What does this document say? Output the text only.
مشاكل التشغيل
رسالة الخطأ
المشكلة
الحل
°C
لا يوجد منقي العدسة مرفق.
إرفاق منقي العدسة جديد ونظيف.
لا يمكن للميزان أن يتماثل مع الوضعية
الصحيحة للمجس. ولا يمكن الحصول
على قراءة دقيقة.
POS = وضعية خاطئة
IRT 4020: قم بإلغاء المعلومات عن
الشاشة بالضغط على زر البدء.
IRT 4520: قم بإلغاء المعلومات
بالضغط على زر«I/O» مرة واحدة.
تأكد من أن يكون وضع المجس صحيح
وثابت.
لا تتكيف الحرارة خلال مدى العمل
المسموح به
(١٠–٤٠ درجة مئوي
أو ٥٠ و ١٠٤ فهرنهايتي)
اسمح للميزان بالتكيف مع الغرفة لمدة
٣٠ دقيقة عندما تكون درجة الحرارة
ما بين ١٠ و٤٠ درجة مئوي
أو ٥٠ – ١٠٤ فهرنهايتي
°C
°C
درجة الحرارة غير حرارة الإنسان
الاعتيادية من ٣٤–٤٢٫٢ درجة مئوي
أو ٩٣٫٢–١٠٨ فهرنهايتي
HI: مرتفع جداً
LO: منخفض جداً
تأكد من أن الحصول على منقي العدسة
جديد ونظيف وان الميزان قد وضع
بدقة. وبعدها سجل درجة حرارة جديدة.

# # # # # # #

**TASK TO COMPLETE**
Copy, from the material above, each line in which the string "الحصول" occurs.

**TASK SOLUTION**
الصحيحة للمجس. ولا يمكن الحصول
تأكد من أن الحصول على منقي العدسة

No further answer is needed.